[Listed records start]
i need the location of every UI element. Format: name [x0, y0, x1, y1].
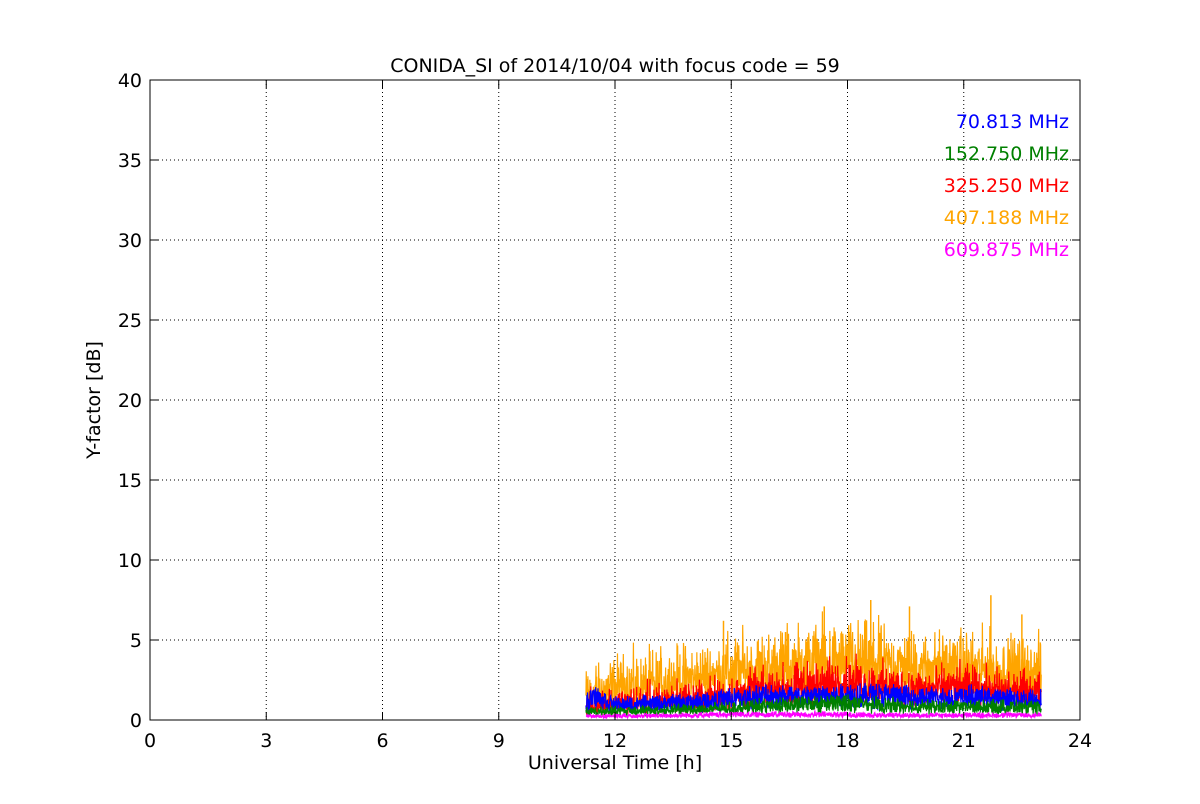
x-tick-label: 24 [1068, 730, 1092, 752]
x-tick-label: 3 [260, 730, 272, 752]
series-line-0 [585, 682, 1042, 714]
x-tick-label: 18 [835, 730, 859, 752]
series-layer [585, 595, 1042, 720]
x-tick-label: 6 [376, 730, 388, 752]
y-tick-label: 20 [118, 390, 142, 412]
y-tick-label: 5 [130, 630, 142, 652]
x-tick-label: 9 [493, 730, 505, 752]
x-axis-label: Universal Time [h] [528, 752, 702, 774]
chart-title: CONIDA_SI of 2014/10/04 with focus code … [390, 55, 840, 77]
legend-entry: 152.750 MHz [944, 143, 1069, 165]
grid-layer [150, 80, 1080, 720]
x-tick-label: 21 [952, 730, 976, 752]
series-line-1 [585, 694, 1042, 718]
y-tick-label: 10 [118, 550, 142, 572]
y-axis-label: Y-factor [dB] [83, 341, 105, 460]
series-line-4 [585, 708, 1042, 720]
legend-entry: 70.813 MHz [956, 111, 1069, 133]
legend: 70.813 MHz 152.750 MHz 325.250 MHz 407.188 … [944, 111, 1069, 261]
y-tick-label: 35 [118, 150, 142, 172]
ticks-layer: 0 3 6 9 12 15 18 21 24 0 5 10 15 20 25 30 35 40 [118, 70, 1092, 752]
y-tick-label: 0 [130, 710, 142, 732]
legend-entry: 609.875 MHz [944, 239, 1069, 261]
legend-entry: 407.188 MHz [944, 207, 1069, 229]
legend-entry: 325.250 MHz [944, 175, 1069, 197]
x-tick-label: 0 [144, 730, 156, 752]
y-tick-label: 25 [118, 310, 142, 332]
y-tick-label: 40 [118, 70, 142, 92]
x-tick-label: 15 [719, 730, 743, 752]
y-tick-label: 30 [118, 230, 142, 252]
x-tick-label: 12 [603, 730, 627, 752]
y-tick-label: 15 [118, 470, 142, 492]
[Listed records end]
Update the data above by swapping every "legend-entry" for "legend-item", with all other text kept as is. Leave out the picture.

[Response]
i need the location of every UI element. Format: name [x0, y0, x1, y1].
x-tick-label: 24 [1068, 730, 1092, 752]
x-tick-label: 3 [260, 730, 272, 752]
series-line-0 [585, 682, 1042, 714]
x-tick-label: 18 [835, 730, 859, 752]
series-layer [585, 595, 1042, 720]
x-tick-label: 6 [376, 730, 388, 752]
y-tick-label: 20 [118, 390, 142, 412]
y-tick-label: 5 [130, 630, 142, 652]
x-tick-label: 9 [493, 730, 505, 752]
x-axis-label: Universal Time [h] [528, 752, 702, 774]
chart-title: CONIDA_SI of 2014/10/04 with focus code … [390, 55, 840, 77]
legend-item: 152.750 MHz [944, 143, 1069, 165]
grid-layer [150, 80, 1080, 720]
x-tick-label: 21 [952, 730, 976, 752]
series-line-1 [585, 694, 1042, 718]
y-tick-label: 10 [118, 550, 142, 572]
y-axis-label: Y-factor [dB] [83, 341, 105, 460]
series-line-4 [585, 708, 1042, 720]
legend-item: 70.813 MHz [956, 111, 1069, 133]
legend: 70.813 MHz 152.750 MHz 325.250 MHz 407.188 … [944, 111, 1069, 261]
y-tick-label: 35 [118, 150, 142, 172]
ticks-layer: 0 3 6 9 12 15 18 21 24 0 5 10 15 20 25 30 35 40 [118, 70, 1092, 752]
y-tick-label: 0 [130, 710, 142, 732]
legend-item: 609.875 MHz [944, 239, 1069, 261]
legend-item: 407.188 MHz [944, 207, 1069, 229]
legend-item: 325.250 MHz [944, 175, 1069, 197]
x-tick-label: 0 [144, 730, 156, 752]
y-tick-label: 25 [118, 310, 142, 332]
y-tick-label: 40 [118, 70, 142, 92]
x-tick-label: 15 [719, 730, 743, 752]
y-tick-label: 30 [118, 230, 142, 252]
x-tick-label: 12 [603, 730, 627, 752]
y-tick-label: 15 [118, 470, 142, 492]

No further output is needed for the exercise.